Start of EXERCISE INPUT

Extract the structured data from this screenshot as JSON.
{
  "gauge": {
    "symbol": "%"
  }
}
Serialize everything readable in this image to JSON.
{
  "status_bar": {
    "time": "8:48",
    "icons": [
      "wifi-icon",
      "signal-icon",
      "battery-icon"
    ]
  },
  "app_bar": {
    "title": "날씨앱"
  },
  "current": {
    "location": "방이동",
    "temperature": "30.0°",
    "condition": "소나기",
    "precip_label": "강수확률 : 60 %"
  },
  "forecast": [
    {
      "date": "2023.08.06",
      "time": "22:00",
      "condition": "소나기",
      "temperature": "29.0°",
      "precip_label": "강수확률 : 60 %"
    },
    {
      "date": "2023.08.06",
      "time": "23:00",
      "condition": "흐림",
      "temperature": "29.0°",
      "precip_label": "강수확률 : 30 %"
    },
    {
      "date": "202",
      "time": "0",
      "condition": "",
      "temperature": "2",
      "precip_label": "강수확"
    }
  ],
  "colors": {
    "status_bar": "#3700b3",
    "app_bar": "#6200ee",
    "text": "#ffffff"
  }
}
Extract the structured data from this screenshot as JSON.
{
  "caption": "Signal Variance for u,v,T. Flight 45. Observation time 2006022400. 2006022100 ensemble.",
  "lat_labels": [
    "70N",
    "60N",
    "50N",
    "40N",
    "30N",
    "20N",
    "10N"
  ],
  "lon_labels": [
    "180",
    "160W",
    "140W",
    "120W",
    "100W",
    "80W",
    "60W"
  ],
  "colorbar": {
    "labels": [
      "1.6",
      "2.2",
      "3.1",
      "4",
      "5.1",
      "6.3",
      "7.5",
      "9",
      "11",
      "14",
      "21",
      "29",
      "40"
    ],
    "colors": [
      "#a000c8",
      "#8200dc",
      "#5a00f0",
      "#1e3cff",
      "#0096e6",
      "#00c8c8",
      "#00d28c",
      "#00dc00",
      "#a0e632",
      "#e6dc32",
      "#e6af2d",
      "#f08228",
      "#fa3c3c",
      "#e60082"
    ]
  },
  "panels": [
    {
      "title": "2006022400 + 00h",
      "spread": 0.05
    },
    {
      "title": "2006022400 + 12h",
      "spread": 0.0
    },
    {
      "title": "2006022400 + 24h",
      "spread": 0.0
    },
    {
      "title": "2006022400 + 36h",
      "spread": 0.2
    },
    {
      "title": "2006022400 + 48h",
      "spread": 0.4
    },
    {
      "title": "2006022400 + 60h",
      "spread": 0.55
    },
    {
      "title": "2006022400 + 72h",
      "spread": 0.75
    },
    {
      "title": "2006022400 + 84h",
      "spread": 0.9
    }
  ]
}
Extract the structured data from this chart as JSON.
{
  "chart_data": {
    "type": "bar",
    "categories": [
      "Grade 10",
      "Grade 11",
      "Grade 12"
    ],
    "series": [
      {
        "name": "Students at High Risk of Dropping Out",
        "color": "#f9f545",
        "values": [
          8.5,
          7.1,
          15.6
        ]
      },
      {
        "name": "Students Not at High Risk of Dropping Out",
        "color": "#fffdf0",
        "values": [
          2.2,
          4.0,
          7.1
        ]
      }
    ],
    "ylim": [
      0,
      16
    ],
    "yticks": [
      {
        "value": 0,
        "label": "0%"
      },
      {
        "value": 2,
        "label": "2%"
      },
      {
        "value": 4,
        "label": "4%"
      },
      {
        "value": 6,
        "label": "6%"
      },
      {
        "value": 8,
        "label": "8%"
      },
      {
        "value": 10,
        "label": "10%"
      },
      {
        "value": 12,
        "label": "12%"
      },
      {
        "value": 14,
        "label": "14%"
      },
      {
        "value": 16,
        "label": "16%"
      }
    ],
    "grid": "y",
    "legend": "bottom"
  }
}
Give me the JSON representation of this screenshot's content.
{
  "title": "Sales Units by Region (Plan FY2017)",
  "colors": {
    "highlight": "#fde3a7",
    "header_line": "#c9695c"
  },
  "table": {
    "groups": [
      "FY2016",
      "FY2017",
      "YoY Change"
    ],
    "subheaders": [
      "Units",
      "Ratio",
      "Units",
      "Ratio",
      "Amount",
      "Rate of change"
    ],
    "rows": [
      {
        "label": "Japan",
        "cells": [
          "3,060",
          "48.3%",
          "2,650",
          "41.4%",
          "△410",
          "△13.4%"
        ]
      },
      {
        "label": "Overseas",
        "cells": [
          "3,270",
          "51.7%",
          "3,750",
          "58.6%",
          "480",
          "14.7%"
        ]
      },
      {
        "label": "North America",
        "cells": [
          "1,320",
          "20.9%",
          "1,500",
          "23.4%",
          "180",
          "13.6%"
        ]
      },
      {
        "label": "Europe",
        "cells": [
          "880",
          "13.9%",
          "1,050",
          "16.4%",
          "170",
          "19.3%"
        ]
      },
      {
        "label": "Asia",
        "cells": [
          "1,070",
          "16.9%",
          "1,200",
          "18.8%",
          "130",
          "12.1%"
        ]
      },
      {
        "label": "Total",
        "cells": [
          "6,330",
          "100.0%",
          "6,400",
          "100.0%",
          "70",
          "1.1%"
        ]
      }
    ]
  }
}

End of EXERCISE INPUT

Extract the listing in its entirety, matching it exactly.

* **EXERCISE ANSWER**
Extract the structured data from this screenshot as JSON.
{
  "gauge": {
    "symbol": "%"
  }
}
Serialize everything readable in this image to JSON.
{
  "status_bar": {
    "time": "8:48",
    "icons": [
      "wifi-icon",
      "signal-icon",
      "battery-icon"
    ]
  },
  "app_bar": {
    "title": "날씨앱"
  },
  "current": {
    "location": "방이동",
    "temperature": "30.0°",
    "condition": "소나기",
    "precip_label": "강수확률 : 60 %"
  },
  "forecast": [
    {
      "date": "2023.08.06",
      "time": "22:00",
      "condition": "소나기",
      "temperature": "29.0°",
      "precip_label": "강수확률 : 60 %"
    },
    {
      "date": "2023.08.06",
      "time": "23:00",
      "condition": "흐림",
      "temperature": "29.0°",
      "precip_label": "강수확률 : 30 %"
    },
    {
      "date": "202",
      "time": "0",
      "condition": "",
      "temperature": "2",
      "precip_label": "강수확"
    }
  ],
  "colors": {
    "status_bar": "#3700b3",
    "app_bar": "#6200ee",
    "text": "#ffffff"
  }
}
Extract the structured data from this screenshot as JSON.
{
  "caption": "Signal Variance for u,v,T. Flight 45. Observation time 2006022400. 2006022100 ensemble.",
  "lat_labels": [
    "70N",
    "60N",
    "50N",
    "40N",
    "30N",
    "20N",
    "10N"
  ],
  "lon_labels": [
    "180",
    "160W",
    "140W",
    "120W",
    "100W",
    "80W",
    "60W"
  ],
  "colorbar": {
    "labels": [
      "1.6",
      "2.2",
      "3.1",
      "4",
      "5.1",
      "6.3",
      "7.5",
      "9",
      "11",
      "14",
      "21",
      "29",
      "40"
    ],
    "colors": [
      "#a000c8",
      "#8200dc",
      "#5a00f0",
      "#1e3cff",
      "#0096e6",
      "#00c8c8",
      "#00d28c",
      "#00dc00",
      "#a0e632",
      "#e6dc32",
      "#e6af2d",
      "#f08228",
      "#fa3c3c",
      "#e60082"
    ]
  },
  "panels": [
    {
      "title": "2006022400 + 00h",
      "spread": 0.05
    },
    {
      "title": "2006022400 + 12h",
      "spread": 0.0
    },
    {
      "title": "2006022400 + 24h",
      "spread": 0.0
    },
    {
      "title": "2006022400 + 36h",
      "spread": 0.2
    },
    {
      "title": "2006022400 + 48h",
      "spread": 0.4
    },
    {
      "title": "2006022400 + 60h",
      "spread": 0.55
    },
    {
      "title": "2006022400 + 72h",
      "spread": 0.75
    },
    {
      "title": "2006022400 + 84h",
      "spread": 0.9
    }
  ]
}
Extract the structured data from this chart as JSON.
{
  "chart_data": {
    "type": "bar",
    "categories": [
      "Grade 10",
      "Grade 11",
      "Grade 12"
    ],
    "series": [
      {
        "name": "Students at High Risk of Dropping Out",
        "color": "#f9f545",
        "values": [
          8.5,
          7.1,
          15.6
        ]
      },
      {
        "name": "Students Not at High Risk of Dropping Out",
        "color": "#fffdf0",
        "values": [
          2.2,
          4.0,
          7.1
        ]
      }
    ],
    "ylim": [
      0,
      16
    ],
    "yticks": [
      {
        "value": 0,
        "label": "0%"
      },
      {
        "value": 2,
        "label": "2%"
      },
      {
        "value": 4,
        "label": "4%"
      },
      {
        "value": 6,
        "label": "6%"
      },
      {
        "value": 8,
        "label": "8%"
      },
      {
        "value": 10,
        "label": "10%"
      },
      {
        "value": 12,
        "label": "12%"
      },
      {
        "value": 14,
        "label": "14%"
      },
      {
        "value": 16,
        "label": "16%"
      }
    ],
    "grid": "y",
    "legend": "bottom"
  }
}
Give me the JSON representation of this screenshot's content.
{
  "title": "Sales Units by Region (Plan FY2017)",
  "colors": {
    "highlight": "#fde3a7",
    "header_line": "#c9695c"
  },
  "table": {
    "groups": [
      "FY2016",
      "FY2017",
      "YoY Change"
    ],
    "subheaders": [
      "Units",
      "Ratio",
      "Units",
      "Ratio",
      "Amount",
      "Rate of change"
    ],
    "rows": [
      {
        "label": "Japan",
        "cells": [
          "3,060",
          "48.3%",
          "2,650",
          "41.4%",
          "△410",
          "△13.4%"
        ]
      },
      {
        "label": "Overseas",
        "cells": [
          "3,270",
          "51.7%",
          "3,750",
          "58.6%",
          "480",
          "14.7%"
        ]
      },
      {
        "label": "North America",
        "cells": [
          "1,320",
          "20.9%",
          "1,500",
          "23.4%",
          "180",
          "13.6%"
        ]
      },
      {
        "label": "Europe",
        "cells": [
          "880",
          "13.9%",
          "1,050",
          "16.4%",
          "170",
          "19.3%"
        ]
      },
      {
        "label": "Asia",
        "cells": [
          "1,070",
          "16.9%",
          "1,200",
          "18.8%",
          "130",
          "12.1%"
        ]
      },
      {
        "label": "Total",
        "cells": [
          "6,330",
          "100.0%",
          "6,400",
          "100.0%",
          "70",
          "1.1%"
        ]
      }
    ]
  }
}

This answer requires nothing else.